» TO DO
Give the number of lines in the listing that hold the word "true". Write nothing but that number.

» EXTRACTED DATA

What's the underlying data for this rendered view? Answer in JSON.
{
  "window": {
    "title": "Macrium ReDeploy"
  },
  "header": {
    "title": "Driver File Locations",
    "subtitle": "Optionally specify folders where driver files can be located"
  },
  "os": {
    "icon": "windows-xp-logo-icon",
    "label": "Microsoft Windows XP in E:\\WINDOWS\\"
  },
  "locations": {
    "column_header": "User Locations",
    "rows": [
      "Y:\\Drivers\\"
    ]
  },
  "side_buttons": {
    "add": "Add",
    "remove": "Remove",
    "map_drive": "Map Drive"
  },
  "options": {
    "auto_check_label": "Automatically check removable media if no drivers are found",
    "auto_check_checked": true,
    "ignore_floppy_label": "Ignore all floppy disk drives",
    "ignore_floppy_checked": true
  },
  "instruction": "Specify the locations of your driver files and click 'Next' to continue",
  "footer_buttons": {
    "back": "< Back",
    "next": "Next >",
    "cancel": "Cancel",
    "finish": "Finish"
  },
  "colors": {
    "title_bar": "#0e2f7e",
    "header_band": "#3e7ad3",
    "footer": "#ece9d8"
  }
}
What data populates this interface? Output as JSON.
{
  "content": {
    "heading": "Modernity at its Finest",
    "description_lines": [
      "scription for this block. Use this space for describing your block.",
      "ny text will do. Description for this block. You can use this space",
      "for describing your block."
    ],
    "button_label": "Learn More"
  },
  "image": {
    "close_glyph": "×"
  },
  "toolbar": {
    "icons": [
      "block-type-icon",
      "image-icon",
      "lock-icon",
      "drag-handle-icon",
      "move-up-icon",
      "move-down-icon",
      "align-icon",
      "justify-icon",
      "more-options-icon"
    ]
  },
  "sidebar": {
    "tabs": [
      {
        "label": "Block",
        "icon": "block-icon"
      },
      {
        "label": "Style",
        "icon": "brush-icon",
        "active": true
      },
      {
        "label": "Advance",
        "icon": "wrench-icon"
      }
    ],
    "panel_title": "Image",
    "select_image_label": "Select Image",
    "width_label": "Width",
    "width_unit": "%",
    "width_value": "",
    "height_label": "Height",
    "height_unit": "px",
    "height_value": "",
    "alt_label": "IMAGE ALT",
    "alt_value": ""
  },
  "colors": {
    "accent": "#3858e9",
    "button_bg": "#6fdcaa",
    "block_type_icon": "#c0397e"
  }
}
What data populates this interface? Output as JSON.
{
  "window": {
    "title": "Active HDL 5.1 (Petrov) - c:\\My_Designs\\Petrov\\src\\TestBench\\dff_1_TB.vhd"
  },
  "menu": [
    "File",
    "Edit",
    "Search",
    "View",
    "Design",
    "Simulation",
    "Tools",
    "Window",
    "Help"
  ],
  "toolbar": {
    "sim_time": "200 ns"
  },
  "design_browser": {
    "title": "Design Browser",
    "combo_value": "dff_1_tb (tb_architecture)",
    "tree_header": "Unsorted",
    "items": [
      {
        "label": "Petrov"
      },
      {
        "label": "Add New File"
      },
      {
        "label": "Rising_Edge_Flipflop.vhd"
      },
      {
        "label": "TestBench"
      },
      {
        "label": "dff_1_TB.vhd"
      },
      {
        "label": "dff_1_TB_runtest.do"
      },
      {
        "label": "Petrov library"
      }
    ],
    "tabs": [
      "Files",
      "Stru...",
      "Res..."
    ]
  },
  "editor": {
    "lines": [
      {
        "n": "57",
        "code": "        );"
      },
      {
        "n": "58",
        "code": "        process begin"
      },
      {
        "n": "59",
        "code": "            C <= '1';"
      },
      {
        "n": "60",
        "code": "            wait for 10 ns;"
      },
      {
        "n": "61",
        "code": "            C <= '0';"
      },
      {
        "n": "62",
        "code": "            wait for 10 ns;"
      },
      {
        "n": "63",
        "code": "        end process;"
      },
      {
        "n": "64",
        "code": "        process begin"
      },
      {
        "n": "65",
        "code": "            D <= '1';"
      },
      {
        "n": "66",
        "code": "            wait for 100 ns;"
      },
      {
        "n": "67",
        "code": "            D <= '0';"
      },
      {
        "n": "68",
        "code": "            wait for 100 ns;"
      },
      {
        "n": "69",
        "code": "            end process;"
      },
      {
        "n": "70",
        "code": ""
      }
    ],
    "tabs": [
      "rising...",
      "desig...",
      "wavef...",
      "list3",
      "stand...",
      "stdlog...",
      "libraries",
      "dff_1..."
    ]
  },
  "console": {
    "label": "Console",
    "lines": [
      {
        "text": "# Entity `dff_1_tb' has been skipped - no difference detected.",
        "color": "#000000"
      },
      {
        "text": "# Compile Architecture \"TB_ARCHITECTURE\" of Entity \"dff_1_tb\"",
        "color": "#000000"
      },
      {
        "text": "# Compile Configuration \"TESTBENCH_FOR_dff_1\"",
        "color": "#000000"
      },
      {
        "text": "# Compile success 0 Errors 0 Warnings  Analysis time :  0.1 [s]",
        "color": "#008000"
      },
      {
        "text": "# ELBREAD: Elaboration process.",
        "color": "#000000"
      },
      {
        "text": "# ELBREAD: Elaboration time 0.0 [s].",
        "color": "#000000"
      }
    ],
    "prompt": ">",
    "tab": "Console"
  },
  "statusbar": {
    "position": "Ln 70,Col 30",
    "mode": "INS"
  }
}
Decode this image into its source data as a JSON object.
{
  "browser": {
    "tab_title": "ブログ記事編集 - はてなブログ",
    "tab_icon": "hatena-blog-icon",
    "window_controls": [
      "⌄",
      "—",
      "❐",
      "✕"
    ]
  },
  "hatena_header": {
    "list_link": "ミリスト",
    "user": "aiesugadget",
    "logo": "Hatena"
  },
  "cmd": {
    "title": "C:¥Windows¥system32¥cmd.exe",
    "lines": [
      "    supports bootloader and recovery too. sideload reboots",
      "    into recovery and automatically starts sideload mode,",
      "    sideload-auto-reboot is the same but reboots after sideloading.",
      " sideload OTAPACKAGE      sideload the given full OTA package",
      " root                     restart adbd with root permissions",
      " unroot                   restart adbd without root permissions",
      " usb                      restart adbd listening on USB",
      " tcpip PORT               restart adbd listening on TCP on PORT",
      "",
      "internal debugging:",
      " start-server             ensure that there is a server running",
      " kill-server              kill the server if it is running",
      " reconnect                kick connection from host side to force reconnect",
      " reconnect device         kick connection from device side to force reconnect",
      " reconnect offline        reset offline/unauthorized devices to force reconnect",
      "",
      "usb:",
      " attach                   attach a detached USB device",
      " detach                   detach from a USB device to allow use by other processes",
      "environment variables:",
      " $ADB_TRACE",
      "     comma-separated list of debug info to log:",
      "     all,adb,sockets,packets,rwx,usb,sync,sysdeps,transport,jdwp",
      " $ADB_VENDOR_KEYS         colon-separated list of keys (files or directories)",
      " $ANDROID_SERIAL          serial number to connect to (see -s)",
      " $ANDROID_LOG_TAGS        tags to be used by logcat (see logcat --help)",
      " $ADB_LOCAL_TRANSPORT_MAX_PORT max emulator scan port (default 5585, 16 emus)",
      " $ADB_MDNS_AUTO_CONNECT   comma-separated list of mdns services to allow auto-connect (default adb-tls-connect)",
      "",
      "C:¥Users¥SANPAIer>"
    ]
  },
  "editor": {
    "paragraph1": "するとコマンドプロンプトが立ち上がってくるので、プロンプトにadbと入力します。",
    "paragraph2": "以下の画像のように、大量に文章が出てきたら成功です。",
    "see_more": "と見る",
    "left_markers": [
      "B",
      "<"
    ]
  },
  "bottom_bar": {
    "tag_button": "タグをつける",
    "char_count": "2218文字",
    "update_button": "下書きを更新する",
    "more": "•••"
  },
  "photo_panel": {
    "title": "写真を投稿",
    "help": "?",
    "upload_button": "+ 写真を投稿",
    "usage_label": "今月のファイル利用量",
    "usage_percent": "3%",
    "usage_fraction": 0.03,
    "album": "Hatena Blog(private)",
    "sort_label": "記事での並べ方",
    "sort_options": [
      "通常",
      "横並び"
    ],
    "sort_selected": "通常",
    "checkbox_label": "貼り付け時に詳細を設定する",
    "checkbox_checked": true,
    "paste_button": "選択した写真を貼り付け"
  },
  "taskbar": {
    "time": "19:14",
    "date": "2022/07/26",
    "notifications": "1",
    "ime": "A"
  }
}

» SOLUTION FOR THIS TASK
4